§ Goal
According to the data services page below, why is magnetic storage a weaker choice than the SSD options for an RDS instance? Answer in one to three sentences.

§ Passage to read
Skip to content

Data services

Info

Created 12/8/2022 - Updated 11/26/23

Relational Database Service - RDS

Managed service for SQL based database (MariaDB, MySQL, PostgreSQL, SQL server, Oracle, Amazon Aurora), the only things customers do is to define their schema and optimize their queries, AWS manages scaling, HA, backups, software patching, server maintenance... RDS is used for On Line Transaction Processing (OLTP). As an exception, RDS Custom for Oracle (or MSSQL) allows SRE to access and customize the database server host and operating system.

  • A DB instance provides a network address called an endpoint.
  • When deployed in own VPC, be sure to have at least two subnets, each in a separate Availability Zone. See VPC and RDS. Prefer installation in private subnet with no public IP address (avoid it at least).
  • It uses general purpose SSD (gp2, gp3), provisioned IOPS (io1) or magnetic storage (magnetic storages do not have consistent performance). See instance storage. Amazon RDS volumes are built using Amazon EBS volumes.
  • HA supported with Primary, in-synch replication to secondary instance. Read replicas can be used to scale reading operations and they are asynchronously replicated. Resources aren't replicated across AWS Regions unless you do so specifically.

  • Support multi AZs for Reliability Availability with automatic failover to standby, app uses one unique DNS name. Continuous backup and restore to specific point of time restore.

  • Transaction logs are backed-up every 5 minutes. Support user triggered snapshot.

  • Supports Storage Auto Scaling to increase storage dynamically with automatic detections of running out of free storage and scale it. (Free storage < 10%, low storage last at least 5 minutes, 6 hours have passed since last notification)

  • For Oracle and MS SQL it is possible to setup a RDS custom. Where you have access to OS and Database.

From a solution architecture point of view:

  • Operations: small downtime when failover happens. For maintenance, scaling with read replicas, updating underlying EC2 instances, or restore EBS, there will be manual interventions.
  • Security: AWS is responsible for OS security, we are responsible for setting up KMS, security groups, IAM policies, authorizing user accesses to the DB, and enforcing SSL.
  • Reliability: Multi AZ feature helps to address reliability, with automatic failover to the standby instance in case of failures.
  • Performance: depends on EC2 instance type, EBS volume type, ability to add Read Replicas. Doesn’t auto-scale, adapt to workload manually.
  • Fit for purpose: for OLAP prefer Redshift.

Multi AZ DB Cluster - Read Replicas

Read replicas helps to scale the read operations. Can create up to 5 read-replicas within a AZ, across AZ and across regions. Replication is asynch (eventually consistent). Use cases include, reporting, analytics on existing DB, or develop a ML model. The application which needs to access a read-replica DB needs to change the connection parameters.

§ Record excerpts
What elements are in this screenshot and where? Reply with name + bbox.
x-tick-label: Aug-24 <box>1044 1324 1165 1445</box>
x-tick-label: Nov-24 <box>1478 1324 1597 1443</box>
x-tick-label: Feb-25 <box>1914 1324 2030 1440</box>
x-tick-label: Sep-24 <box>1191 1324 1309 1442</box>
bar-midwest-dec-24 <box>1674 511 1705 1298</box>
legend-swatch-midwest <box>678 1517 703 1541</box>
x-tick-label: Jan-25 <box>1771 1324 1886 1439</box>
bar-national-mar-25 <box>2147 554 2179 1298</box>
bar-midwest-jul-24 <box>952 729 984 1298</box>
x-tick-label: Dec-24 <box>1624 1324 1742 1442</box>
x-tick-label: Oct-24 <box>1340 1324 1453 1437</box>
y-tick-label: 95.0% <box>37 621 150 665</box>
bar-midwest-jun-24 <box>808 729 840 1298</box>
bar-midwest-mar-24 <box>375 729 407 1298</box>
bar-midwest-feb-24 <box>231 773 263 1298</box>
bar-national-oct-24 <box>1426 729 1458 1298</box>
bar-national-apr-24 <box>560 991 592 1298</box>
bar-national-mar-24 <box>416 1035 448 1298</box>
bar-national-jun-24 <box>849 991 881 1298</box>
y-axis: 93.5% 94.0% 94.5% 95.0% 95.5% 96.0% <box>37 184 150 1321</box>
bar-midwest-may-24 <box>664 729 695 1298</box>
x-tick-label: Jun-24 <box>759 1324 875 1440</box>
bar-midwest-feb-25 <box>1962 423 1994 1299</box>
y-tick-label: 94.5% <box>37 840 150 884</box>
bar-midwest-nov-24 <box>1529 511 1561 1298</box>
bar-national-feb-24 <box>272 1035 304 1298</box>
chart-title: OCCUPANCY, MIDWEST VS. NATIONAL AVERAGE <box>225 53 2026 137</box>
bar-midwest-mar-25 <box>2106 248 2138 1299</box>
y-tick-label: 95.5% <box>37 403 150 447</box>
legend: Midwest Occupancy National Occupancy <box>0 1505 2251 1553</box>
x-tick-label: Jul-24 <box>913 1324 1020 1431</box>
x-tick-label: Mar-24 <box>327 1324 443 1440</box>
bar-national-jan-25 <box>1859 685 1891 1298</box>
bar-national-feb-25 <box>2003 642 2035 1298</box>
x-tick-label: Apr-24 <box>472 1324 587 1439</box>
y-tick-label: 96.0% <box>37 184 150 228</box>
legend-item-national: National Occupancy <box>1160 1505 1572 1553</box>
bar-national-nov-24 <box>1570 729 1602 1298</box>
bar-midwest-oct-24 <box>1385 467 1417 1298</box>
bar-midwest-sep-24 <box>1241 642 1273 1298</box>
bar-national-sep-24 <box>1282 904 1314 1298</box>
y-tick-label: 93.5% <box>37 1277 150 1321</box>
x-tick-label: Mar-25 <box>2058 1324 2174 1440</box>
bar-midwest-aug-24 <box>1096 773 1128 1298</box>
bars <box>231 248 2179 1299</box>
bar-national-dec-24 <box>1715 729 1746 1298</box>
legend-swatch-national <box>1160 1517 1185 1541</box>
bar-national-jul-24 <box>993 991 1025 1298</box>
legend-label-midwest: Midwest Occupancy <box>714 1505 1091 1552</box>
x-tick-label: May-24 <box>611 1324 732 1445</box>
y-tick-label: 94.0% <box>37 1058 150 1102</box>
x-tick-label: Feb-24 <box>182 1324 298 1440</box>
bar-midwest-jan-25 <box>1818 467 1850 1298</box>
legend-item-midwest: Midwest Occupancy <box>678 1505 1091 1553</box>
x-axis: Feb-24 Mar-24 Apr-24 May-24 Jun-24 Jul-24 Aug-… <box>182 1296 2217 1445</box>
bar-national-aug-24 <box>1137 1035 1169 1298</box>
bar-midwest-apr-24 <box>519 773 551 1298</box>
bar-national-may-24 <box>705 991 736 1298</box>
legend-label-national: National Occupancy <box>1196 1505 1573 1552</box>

§ Complete output
Magnetic storage does not have consistent performance. The SSD options, general purpose (gp2, gp3) and provisioned IOPS (io1), have no such drawback noted.